#### RECORD LIST:
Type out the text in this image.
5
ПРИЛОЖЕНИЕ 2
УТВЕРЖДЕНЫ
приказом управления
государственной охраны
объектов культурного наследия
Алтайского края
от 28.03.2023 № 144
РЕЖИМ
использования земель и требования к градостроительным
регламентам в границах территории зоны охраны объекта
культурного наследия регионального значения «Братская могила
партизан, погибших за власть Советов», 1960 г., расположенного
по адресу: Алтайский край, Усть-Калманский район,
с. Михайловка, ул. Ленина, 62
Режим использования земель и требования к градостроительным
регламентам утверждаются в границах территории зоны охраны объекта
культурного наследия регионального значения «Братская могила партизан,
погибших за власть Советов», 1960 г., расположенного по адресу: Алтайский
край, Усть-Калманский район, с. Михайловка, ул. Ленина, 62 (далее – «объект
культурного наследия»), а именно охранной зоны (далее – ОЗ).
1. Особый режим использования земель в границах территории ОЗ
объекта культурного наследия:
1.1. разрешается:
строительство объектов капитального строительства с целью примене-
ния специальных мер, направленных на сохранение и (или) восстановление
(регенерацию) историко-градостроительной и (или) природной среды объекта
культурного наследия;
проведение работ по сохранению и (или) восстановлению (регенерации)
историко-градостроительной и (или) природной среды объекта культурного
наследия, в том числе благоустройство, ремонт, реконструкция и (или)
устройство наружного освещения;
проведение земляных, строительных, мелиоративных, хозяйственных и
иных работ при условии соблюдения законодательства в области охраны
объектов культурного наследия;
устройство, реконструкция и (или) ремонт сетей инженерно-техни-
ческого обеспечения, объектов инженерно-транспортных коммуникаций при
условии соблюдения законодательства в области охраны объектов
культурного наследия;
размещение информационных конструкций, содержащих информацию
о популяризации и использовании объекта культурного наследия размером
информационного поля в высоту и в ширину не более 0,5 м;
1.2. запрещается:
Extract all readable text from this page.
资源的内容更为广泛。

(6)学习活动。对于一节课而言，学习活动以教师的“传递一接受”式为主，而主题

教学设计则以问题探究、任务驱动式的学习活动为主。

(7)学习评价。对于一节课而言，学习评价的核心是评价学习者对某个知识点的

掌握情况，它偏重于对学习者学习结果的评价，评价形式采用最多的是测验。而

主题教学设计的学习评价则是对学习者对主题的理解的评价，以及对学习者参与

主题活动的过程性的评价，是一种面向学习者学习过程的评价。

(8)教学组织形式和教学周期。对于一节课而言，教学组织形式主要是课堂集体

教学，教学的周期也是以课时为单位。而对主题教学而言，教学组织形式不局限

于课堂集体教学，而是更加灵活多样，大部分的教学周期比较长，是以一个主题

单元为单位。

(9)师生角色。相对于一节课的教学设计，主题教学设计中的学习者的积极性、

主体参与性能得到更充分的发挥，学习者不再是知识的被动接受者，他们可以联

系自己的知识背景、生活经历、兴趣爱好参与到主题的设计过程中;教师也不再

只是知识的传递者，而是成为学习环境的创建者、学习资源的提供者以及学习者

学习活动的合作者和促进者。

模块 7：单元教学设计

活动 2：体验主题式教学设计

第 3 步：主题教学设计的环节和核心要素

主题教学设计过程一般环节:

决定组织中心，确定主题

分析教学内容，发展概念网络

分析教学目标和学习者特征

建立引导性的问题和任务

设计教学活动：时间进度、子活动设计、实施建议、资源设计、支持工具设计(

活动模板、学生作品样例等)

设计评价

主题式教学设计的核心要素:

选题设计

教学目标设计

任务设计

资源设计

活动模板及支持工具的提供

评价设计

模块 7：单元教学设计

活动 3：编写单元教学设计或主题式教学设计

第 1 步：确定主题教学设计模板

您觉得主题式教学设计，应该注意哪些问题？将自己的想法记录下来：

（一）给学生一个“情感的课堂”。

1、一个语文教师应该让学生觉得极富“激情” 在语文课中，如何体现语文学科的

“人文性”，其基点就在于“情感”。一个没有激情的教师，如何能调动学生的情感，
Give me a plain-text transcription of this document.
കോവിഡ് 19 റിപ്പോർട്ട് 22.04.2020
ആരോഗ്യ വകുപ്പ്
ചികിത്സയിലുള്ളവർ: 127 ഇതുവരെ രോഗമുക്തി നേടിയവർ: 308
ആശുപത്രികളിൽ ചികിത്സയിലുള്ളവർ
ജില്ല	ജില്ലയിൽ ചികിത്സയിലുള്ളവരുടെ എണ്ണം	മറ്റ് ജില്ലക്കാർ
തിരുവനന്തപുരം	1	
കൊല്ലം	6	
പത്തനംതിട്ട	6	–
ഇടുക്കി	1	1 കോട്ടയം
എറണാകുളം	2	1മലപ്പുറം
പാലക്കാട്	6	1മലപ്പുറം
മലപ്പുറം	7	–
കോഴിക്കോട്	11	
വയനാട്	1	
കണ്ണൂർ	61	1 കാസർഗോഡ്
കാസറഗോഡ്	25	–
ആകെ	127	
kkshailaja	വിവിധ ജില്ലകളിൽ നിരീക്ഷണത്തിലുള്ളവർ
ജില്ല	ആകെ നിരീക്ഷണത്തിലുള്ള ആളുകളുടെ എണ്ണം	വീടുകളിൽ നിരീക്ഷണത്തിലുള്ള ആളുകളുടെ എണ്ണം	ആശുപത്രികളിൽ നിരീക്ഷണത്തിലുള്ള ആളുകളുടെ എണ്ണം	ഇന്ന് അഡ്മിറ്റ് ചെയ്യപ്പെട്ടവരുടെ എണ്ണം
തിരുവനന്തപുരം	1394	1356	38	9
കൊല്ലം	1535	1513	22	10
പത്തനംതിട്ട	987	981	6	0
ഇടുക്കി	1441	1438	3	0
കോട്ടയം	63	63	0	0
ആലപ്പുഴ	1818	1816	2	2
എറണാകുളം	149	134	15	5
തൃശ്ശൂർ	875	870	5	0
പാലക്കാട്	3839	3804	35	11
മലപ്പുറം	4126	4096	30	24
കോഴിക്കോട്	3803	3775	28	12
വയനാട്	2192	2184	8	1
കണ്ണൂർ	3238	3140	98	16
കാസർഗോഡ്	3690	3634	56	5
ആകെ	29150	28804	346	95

#### EXERCISE TASK:
Give the number of lines in the data that contain "资源设计", with no other words.

#### TASK RESULT:
2